* **MATERIAL FOR THIS TASK**
>>>>>

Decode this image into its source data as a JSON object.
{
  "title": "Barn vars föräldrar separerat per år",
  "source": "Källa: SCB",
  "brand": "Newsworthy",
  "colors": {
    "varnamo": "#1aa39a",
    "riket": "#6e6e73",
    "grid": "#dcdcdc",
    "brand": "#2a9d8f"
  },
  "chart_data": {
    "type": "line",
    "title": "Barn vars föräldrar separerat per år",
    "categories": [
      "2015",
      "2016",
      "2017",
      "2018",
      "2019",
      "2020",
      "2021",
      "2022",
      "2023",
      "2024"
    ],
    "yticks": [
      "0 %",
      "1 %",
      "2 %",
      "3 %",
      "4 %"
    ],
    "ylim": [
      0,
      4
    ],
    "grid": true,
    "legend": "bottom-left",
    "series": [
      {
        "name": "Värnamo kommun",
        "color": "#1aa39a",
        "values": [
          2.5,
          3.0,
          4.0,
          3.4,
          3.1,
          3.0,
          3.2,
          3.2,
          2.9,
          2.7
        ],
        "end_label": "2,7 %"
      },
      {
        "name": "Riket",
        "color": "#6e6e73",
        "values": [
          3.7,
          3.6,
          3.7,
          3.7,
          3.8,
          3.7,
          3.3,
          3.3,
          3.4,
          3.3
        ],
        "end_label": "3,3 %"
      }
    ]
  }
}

<<<<<
>>>>>

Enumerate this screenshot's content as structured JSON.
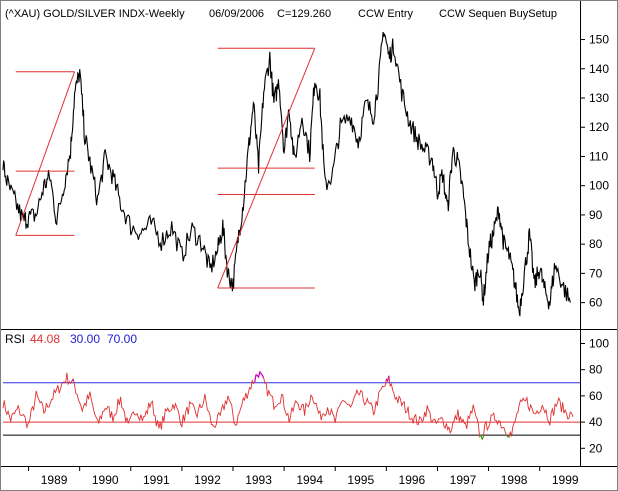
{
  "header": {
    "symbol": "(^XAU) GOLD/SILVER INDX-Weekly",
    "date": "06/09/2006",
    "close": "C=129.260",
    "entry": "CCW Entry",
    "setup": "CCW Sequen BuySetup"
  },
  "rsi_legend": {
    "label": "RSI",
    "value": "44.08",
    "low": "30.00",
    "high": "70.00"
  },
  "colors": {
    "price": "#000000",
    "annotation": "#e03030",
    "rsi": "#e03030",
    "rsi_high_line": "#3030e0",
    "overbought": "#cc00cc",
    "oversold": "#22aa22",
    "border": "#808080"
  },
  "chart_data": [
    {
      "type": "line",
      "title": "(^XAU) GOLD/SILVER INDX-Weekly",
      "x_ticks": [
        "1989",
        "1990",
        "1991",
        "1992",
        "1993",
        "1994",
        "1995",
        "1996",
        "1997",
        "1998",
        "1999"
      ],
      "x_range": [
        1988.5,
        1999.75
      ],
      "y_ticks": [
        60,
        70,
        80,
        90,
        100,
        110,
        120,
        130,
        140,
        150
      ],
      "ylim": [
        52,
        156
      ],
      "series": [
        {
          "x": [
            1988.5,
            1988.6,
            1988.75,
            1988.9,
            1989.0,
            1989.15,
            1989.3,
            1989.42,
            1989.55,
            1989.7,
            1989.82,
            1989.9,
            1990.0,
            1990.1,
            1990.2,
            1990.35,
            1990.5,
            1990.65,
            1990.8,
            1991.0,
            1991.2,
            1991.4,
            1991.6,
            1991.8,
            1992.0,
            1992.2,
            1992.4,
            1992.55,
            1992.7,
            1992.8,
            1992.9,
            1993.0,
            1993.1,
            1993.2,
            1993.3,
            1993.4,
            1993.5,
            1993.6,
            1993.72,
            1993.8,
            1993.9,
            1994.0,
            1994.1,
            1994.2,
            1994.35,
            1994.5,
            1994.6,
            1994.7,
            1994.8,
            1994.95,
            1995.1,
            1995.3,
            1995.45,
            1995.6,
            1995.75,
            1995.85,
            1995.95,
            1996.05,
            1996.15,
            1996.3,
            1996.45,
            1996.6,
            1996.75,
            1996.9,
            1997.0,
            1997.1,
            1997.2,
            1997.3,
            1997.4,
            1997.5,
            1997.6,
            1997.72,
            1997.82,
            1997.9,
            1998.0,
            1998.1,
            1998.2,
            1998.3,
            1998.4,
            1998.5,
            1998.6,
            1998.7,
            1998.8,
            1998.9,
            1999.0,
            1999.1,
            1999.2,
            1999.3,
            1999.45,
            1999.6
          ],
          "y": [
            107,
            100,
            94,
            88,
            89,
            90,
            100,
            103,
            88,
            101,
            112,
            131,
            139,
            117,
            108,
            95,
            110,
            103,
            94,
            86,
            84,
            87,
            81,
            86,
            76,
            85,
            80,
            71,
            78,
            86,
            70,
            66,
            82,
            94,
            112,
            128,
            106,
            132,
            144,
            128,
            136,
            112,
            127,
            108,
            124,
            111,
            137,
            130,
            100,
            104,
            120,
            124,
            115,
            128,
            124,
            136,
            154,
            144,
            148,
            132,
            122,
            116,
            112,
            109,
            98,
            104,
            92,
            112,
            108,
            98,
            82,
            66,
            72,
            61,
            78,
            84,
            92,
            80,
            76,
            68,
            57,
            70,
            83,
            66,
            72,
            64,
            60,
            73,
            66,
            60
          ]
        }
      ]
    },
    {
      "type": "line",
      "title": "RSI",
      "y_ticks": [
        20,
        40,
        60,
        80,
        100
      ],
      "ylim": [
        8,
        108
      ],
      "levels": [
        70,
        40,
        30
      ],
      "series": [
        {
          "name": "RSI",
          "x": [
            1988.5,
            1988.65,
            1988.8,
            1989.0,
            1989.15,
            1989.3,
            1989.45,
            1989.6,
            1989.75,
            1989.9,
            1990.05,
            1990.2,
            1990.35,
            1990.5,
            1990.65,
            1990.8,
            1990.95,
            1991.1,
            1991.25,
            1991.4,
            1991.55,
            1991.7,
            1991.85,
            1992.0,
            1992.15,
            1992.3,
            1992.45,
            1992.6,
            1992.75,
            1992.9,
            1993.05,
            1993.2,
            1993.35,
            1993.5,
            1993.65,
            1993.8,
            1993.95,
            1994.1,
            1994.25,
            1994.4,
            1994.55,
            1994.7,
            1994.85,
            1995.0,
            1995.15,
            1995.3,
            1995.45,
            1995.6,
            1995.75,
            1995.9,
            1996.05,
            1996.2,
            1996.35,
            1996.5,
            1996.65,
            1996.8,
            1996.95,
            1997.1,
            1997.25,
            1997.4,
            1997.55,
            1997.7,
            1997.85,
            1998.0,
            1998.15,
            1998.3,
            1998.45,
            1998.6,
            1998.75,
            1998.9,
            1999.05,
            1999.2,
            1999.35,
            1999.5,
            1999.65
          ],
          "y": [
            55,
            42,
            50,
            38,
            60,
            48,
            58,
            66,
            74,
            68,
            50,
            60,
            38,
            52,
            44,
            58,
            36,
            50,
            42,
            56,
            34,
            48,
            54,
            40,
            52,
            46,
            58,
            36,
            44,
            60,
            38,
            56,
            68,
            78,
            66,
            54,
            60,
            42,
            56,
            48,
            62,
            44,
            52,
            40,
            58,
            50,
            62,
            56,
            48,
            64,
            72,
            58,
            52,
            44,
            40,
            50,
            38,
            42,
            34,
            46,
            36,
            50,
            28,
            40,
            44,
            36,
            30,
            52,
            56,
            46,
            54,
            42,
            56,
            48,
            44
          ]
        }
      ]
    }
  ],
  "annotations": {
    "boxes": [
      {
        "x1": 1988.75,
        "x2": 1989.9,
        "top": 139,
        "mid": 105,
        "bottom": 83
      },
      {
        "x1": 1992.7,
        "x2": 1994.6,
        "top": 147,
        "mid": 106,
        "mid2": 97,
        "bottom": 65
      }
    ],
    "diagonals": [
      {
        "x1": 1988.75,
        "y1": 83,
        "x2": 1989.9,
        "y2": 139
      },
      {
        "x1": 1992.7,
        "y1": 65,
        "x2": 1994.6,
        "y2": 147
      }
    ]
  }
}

<<<<<

* **AIM**
Give the number of lines in the listing above that contain "bottom", and nothing else.

* **WORKED ANSWER**
3